▶ **WRITTEN TASK**
Pictures appear in the records below; write out everything else exactly.

· · · ·

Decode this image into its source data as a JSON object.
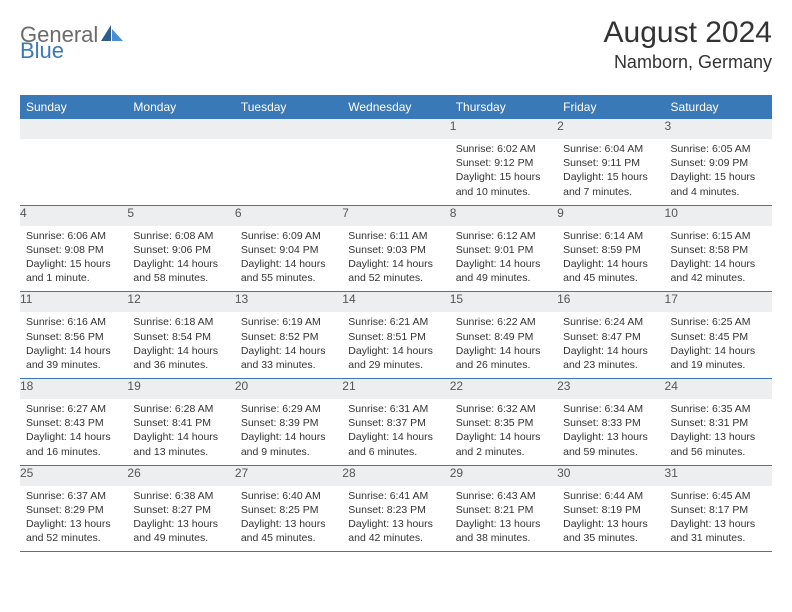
{
  "brand": {
    "part1": "General",
    "part2": "Blue"
  },
  "title": "August 2024",
  "location": "Namborn, Germany",
  "colors": {
    "accent": "#3a79b7",
    "header_bg": "#3a79b7",
    "header_text": "#ffffff",
    "cell_bg": "#eceef0",
    "body_text": "#333333",
    "page_bg": "#ffffff"
  },
  "fonts": {
    "title_size": 30,
    "location_size": 18,
    "day_header_size": 12,
    "date_size": 12,
    "info_size": 10.5
  },
  "day_headers": [
    "Sunday",
    "Monday",
    "Tuesday",
    "Wednesday",
    "Thursday",
    "Friday",
    "Saturday"
  ],
  "weeks": [
    [
      {
        "date": "",
        "sunrise": "",
        "sunset": "",
        "daylight": ""
      },
      {
        "date": "",
        "sunrise": "",
        "sunset": "",
        "daylight": ""
      },
      {
        "date": "",
        "sunrise": "",
        "sunset": "",
        "daylight": ""
      },
      {
        "date": "",
        "sunrise": "",
        "sunset": "",
        "daylight": ""
      },
      {
        "date": "1",
        "sunrise": "Sunrise: 6:02 AM",
        "sunset": "Sunset: 9:12 PM",
        "daylight": "Daylight: 15 hours and 10 minutes."
      },
      {
        "date": "2",
        "sunrise": "Sunrise: 6:04 AM",
        "sunset": "Sunset: 9:11 PM",
        "daylight": "Daylight: 15 hours and 7 minutes."
      },
      {
        "date": "3",
        "sunrise": "Sunrise: 6:05 AM",
        "sunset": "Sunset: 9:09 PM",
        "daylight": "Daylight: 15 hours and 4 minutes."
      }
    ],
    [
      {
        "date": "4",
        "sunrise": "Sunrise: 6:06 AM",
        "sunset": "Sunset: 9:08 PM",
        "daylight": "Daylight: 15 hours and 1 minute."
      },
      {
        "date": "5",
        "sunrise": "Sunrise: 6:08 AM",
        "sunset": "Sunset: 9:06 PM",
        "daylight": "Daylight: 14 hours and 58 minutes."
      },
      {
        "date": "6",
        "sunrise": "Sunrise: 6:09 AM",
        "sunset": "Sunset: 9:04 PM",
        "daylight": "Daylight: 14 hours and 55 minutes."
      },
      {
        "date": "7",
        "sunrise": "Sunrise: 6:11 AM",
        "sunset": "Sunset: 9:03 PM",
        "daylight": "Daylight: 14 hours and 52 minutes."
      },
      {
        "date": "8",
        "sunrise": "Sunrise: 6:12 AM",
        "sunset": "Sunset: 9:01 PM",
        "daylight": "Daylight: 14 hours and 49 minutes."
      },
      {
        "date": "9",
        "sunrise": "Sunrise: 6:14 AM",
        "sunset": "Sunset: 8:59 PM",
        "daylight": "Daylight: 14 hours and 45 minutes."
      },
      {
        "date": "10",
        "sunrise": "Sunrise: 6:15 AM",
        "sunset": "Sunset: 8:58 PM",
        "daylight": "Daylight: 14 hours and 42 minutes."
      }
    ],
    [
      {
        "date": "11",
        "sunrise": "Sunrise: 6:16 AM",
        "sunset": "Sunset: 8:56 PM",
        "daylight": "Daylight: 14 hours and 39 minutes."
      },
      {
        "date": "12",
        "sunrise": "Sunrise: 6:18 AM",
        "sunset": "Sunset: 8:54 PM",
        "daylight": "Daylight: 14 hours and 36 minutes."
      },
      {
        "date": "13",
        "sunrise": "Sunrise: 6:19 AM",
        "sunset": "Sunset: 8:52 PM",
        "daylight": "Daylight: 14 hours and 33 minutes."
      },
      {
        "date": "14",
        "sunrise": "Sunrise: 6:21 AM",
        "sunset": "Sunset: 8:51 PM",
        "daylight": "Daylight: 14 hours and 29 minutes."
      },
      {
        "date": "15",
        "sunrise": "Sunrise: 6:22 AM",
        "sunset": "Sunset: 8:49 PM",
        "daylight": "Daylight: 14 hours and 26 minutes."
      },
      {
        "date": "16",
        "sunrise": "Sunrise: 6:24 AM",
        "sunset": "Sunset: 8:47 PM",
        "daylight": "Daylight: 14 hours and 23 minutes."
      },
      {
        "date": "17",
        "sunrise": "Sunrise: 6:25 AM",
        "sunset": "Sunset: 8:45 PM",
        "daylight": "Daylight: 14 hours and 19 minutes."
      }
    ],
    [
      {
        "date": "18",
        "sunrise": "Sunrise: 6:27 AM",
        "sunset": "Sunset: 8:43 PM",
        "daylight": "Daylight: 14 hours and 16 minutes."
      },
      {
        "date": "19",
        "sunrise": "Sunrise: 6:28 AM",
        "sunset": "Sunset: 8:41 PM",
        "daylight": "Daylight: 14 hours and 13 minutes."
      },
      {
        "date": "20",
        "sunrise": "Sunrise: 6:29 AM",
        "sunset": "Sunset: 8:39 PM",
        "daylight": "Daylight: 14 hours and 9 minutes."
      },
      {
        "date": "21",
        "sunrise": "Sunrise: 6:31 AM",
        "sunset": "Sunset: 8:37 PM",
        "daylight": "Daylight: 14 hours and 6 minutes."
      },
      {
        "date": "22",
        "sunrise": "Sunrise: 6:32 AM",
        "sunset": "Sunset: 8:35 PM",
        "daylight": "Daylight: 14 hours and 2 minutes."
      },
      {
        "date": "23",
        "sunrise": "Sunrise: 6:34 AM",
        "sunset": "Sunset: 8:33 PM",
        "daylight": "Daylight: 13 hours and 59 minutes."
      },
      {
        "date": "24",
        "sunrise": "Sunrise: 6:35 AM",
        "sunset": "Sunset: 8:31 PM",
        "daylight": "Daylight: 13 hours and 56 minutes."
      }
    ],
    [
      {
        "date": "25",
        "sunrise": "Sunrise: 6:37 AM",
        "sunset": "Sunset: 8:29 PM",
        "daylight": "Daylight: 13 hours and 52 minutes."
      },
      {
        "date": "26",
        "sunrise": "Sunrise: 6:38 AM",
        "sunset": "Sunset: 8:27 PM",
        "daylight": "Daylight: 13 hours and 49 minutes."
      },
      {
        "date": "27",
        "sunrise": "Sunrise: 6:40 AM",
        "sunset": "Sunset: 8:25 PM",
        "daylight": "Daylight: 13 hours and 45 minutes."
      },
      {
        "date": "28",
        "sunrise": "Sunrise: 6:41 AM",
        "sunset": "Sunset: 8:23 PM",
        "daylight": "Daylight: 13 hours and 42 minutes."
      },
      {
        "date": "29",
        "sunrise": "Sunrise: 6:43 AM",
        "sunset": "Sunset: 8:21 PM",
        "daylight": "Daylight: 13 hours and 38 minutes."
      },
      {
        "date": "30",
        "sunrise": "Sunrise: 6:44 AM",
        "sunset": "Sunset: 8:19 PM",
        "daylight": "Daylight: 13 hours and 35 minutes."
      },
      {
        "date": "31",
        "sunrise": "Sunrise: 6:45 AM",
        "sunset": "Sunset: 8:17 PM",
        "daylight": "Daylight: 13 hours and 31 minutes."
      }
    ]
  ]
}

· · · ·

▶ **THE REPLY**
Decode this image into its source data as a JSON object.
{
  "brand": {
    "part1": "General",
    "part2": "Blue"
  },
  "title": "August 2024",
  "location": "Namborn, Germany",
  "colors": {
    "accent": "#3a79b7",
    "header_bg": "#3a79b7",
    "header_text": "#ffffff",
    "cell_bg": "#eceef0",
    "body_text": "#333333",
    "page_bg": "#ffffff"
  },
  "fonts": {
    "title_size": 30,
    "location_size": 18,
    "day_header_size": 12,
    "date_size": 12,
    "info_size": 10.5
  },
  "day_headers": [
    "Sunday",
    "Monday",
    "Tuesday",
    "Wednesday",
    "Thursday",
    "Friday",
    "Saturday"
  ],
  "weeks": [
    [
      {
        "date": "",
        "sunrise": "",
        "sunset": "",
        "daylight": ""
      },
      {
        "date": "",
        "sunrise": "",
        "sunset": "",
        "daylight": ""
      },
      {
        "date": "",
        "sunrise": "",
        "sunset": "",
        "daylight": ""
      },
      {
        "date": "",
        "sunrise": "",
        "sunset": "",
        "daylight": ""
      },
      {
        "date": "1",
        "sunrise": "Sunrise: 6:02 AM",
        "sunset": "Sunset: 9:12 PM",
        "daylight": "Daylight: 15 hours and 10 minutes."
      },
      {
        "date": "2",
        "sunrise": "Sunrise: 6:04 AM",
        "sunset": "Sunset: 9:11 PM",
        "daylight": "Daylight: 15 hours and 7 minutes."
      },
      {
        "date": "3",
        "sunrise": "Sunrise: 6:05 AM",
        "sunset": "Sunset: 9:09 PM",
        "daylight": "Daylight: 15 hours and 4 minutes."
      }
    ],
    [
      {
        "date": "4",
        "sunrise": "Sunrise: 6:06 AM",
        "sunset": "Sunset: 9:08 PM",
        "daylight": "Daylight: 15 hours and 1 minute."
      },
      {
        "date": "5",
        "sunrise": "Sunrise: 6:08 AM",
        "sunset": "Sunset: 9:06 PM",
        "daylight": "Daylight: 14 hours and 58 minutes."
      },
      {
        "date": "6",
        "sunrise": "Sunrise: 6:09 AM",
        "sunset": "Sunset: 9:04 PM",
        "daylight": "Daylight: 14 hours and 55 minutes."
      },
      {
        "date": "7",
        "sunrise": "Sunrise: 6:11 AM",
        "sunset": "Sunset: 9:03 PM",
        "daylight": "Daylight: 14 hours and 52 minutes."
      },
      {
        "date": "8",
        "sunrise": "Sunrise: 6:12 AM",
        "sunset": "Sunset: 9:01 PM",
        "daylight": "Daylight: 14 hours and 49 minutes."
      },
      {
        "date": "9",
        "sunrise": "Sunrise: 6:14 AM",
        "sunset": "Sunset: 8:59 PM",
        "daylight": "Daylight: 14 hours and 45 minutes."
      },
      {
        "date": "10",
        "sunrise": "Sunrise: 6:15 AM",
        "sunset": "Sunset: 8:58 PM",
        "daylight": "Daylight: 14 hours and 42 minutes."
      }
    ],
    [
      {
        "date": "11",
        "sunrise": "Sunrise: 6:16 AM",
        "sunset": "Sunset: 8:56 PM",
        "daylight": "Daylight: 14 hours and 39 minutes."
      },
      {
        "date": "12",
        "sunrise": "Sunrise: 6:18 AM",
        "sunset": "Sunset: 8:54 PM",
        "daylight": "Daylight: 14 hours and 36 minutes."
      },
      {
        "date": "13",
        "sunrise": "Sunrise: 6:19 AM",
        "sunset": "Sunset: 8:52 PM",
        "daylight": "Daylight: 14 hours and 33 minutes."
      },
      {
        "date": "14",
        "sunrise": "Sunrise: 6:21 AM",
        "sunset": "Sunset: 8:51 PM",
        "daylight": "Daylight: 14 hours and 29 minutes."
      },
      {
        "date": "15",
        "sunrise": "Sunrise: 6:22 AM",
        "sunset": "Sunset: 8:49 PM",
        "daylight": "Daylight: 14 hours and 26 minutes."
      },
      {
        "date": "16",
        "sunrise": "Sunrise: 6:24 AM",
        "sunset": "Sunset: 8:47 PM",
        "daylight": "Daylight: 14 hours and 23 minutes."
      },
      {
        "date": "17",
        "sunrise": "Sunrise: 6:25 AM",
        "sunset": "Sunset: 8:45 PM",
        "daylight": "Daylight: 14 hours and 19 minutes."
      }
    ],
    [
      {
        "date": "18",
        "sunrise": "Sunrise: 6:27 AM",
        "sunset": "Sunset: 8:43 PM",
        "daylight": "Daylight: 14 hours and 16 minutes."
      },
      {
        "date": "19",
        "sunrise": "Sunrise: 6:28 AM",
        "sunset": "Sunset: 8:41 PM",
        "daylight": "Daylight: 14 hours and 13 minutes."
      },
      {
        "date": "20",
        "sunrise": "Sunrise: 6:29 AM",
        "sunset": "Sunset: 8:39 PM",
        "daylight": "Daylight: 14 hours and 9 minutes."
      },
      {
        "date": "21",
        "sunrise": "Sunrise: 6:31 AM",
        "sunset": "Sunset: 8:37 PM",
        "daylight": "Daylight: 14 hours and 6 minutes."
      },
      {
        "date": "22",
        "sunrise": "Sunrise: 6:32 AM",
        "sunset": "Sunset: 8:35 PM",
        "daylight": "Daylight: 14 hours and 2 minutes."
      },
      {
        "date": "23",
        "sunrise": "Sunrise: 6:34 AM",
        "sunset": "Sunset: 8:33 PM",
        "daylight": "Daylight: 13 hours and 59 minutes."
      },
      {
        "date": "24",
        "sunrise": "Sunrise: 6:35 AM",
        "sunset": "Sunset: 8:31 PM",
        "daylight": "Daylight: 13 hours and 56 minutes."
      }
    ],
    [
      {
        "date": "25",
        "sunrise": "Sunrise: 6:37 AM",
        "sunset": "Sunset: 8:29 PM",
        "daylight": "Daylight: 13 hours and 52 minutes."
      },
      {
        "date": "26",
        "sunrise": "Sunrise: 6:38 AM",
        "sunset": "Sunset: 8:27 PM",
        "daylight": "Daylight: 13 hours and 49 minutes."
      },
      {
        "date": "27",
        "sunrise": "Sunrise: 6:40 AM",
        "sunset": "Sunset: 8:25 PM",
        "daylight": "Daylight: 13 hours and 45 minutes."
      },
      {
        "date": "28",
        "sunrise": "Sunrise: 6:41 AM",
        "sunset": "Sunset: 8:23 PM",
        "daylight": "Daylight: 13 hours and 42 minutes."
      },
      {
        "date": "29",
        "sunrise": "Sunrise: 6:43 AM",
        "sunset": "Sunset: 8:21 PM",
        "daylight": "Daylight: 13 hours and 38 minutes."
      },
      {
        "date": "30",
        "sunrise": "Sunrise: 6:44 AM",
        "sunset": "Sunset: 8:19 PM",
        "daylight": "Daylight: 13 hours and 35 minutes."
      },
      {
        "date": "31",
        "sunrise": "Sunrise: 6:45 AM",
        "sunset": "Sunset: 8:17 PM",
        "daylight": "Daylight: 13 hours and 31 minutes."
      }
    ]
  ]
}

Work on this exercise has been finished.